Data tied to figure images
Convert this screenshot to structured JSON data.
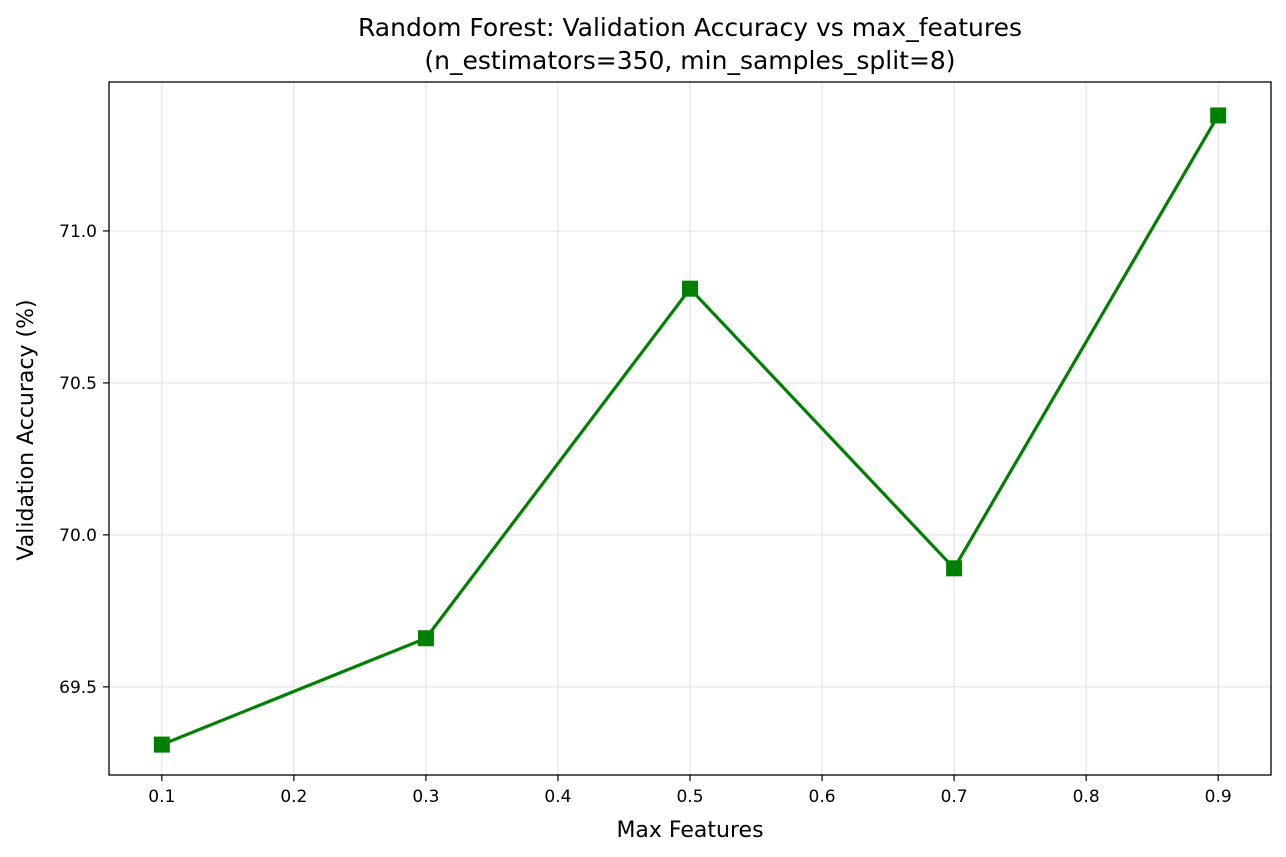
{
  "chart_data": {
    "type": "line",
    "title": "Random Forest: Validation Accuracy vs max_features",
    "subtitle": "(n_estimators=350, min_samples_split=8)",
    "xlabel": "Max Features",
    "ylabel": "Validation Accuracy (%)",
    "x": [
      0.1,
      0.3,
      0.5,
      0.7,
      0.9
    ],
    "series": [
      {
        "values": [
          69.31,
          69.66,
          70.81,
          69.89,
          71.38
        ],
        "color": "#008000",
        "marker": "square"
      }
    ],
    "xlim": [
      0.06,
      0.94
    ],
    "ylim": [
      69.21,
      71.49
    ],
    "xticks": [
      0.1,
      0.2,
      0.3,
      0.4,
      0.5,
      0.6,
      0.7,
      0.8,
      0.9
    ],
    "xtick_labels": [
      "0.1",
      "0.2",
      "0.3",
      "0.4",
      "0.5",
      "0.6",
      "0.7",
      "0.8",
      "0.9"
    ],
    "yticks": [
      69.5,
      70.0,
      70.5,
      71.0
    ],
    "ytick_labels": [
      "69.5",
      "70.0",
      "70.5",
      "71.0"
    ],
    "grid": true
  }
}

EXERCISE DIRECTIONS |
Copy every line that includes the string "Validation" from the material above.

TASK RESULT |
    "title": "Random Forest: Validation Accuracy vs max_features",
    "ylabel": "Validation Accuracy (%)",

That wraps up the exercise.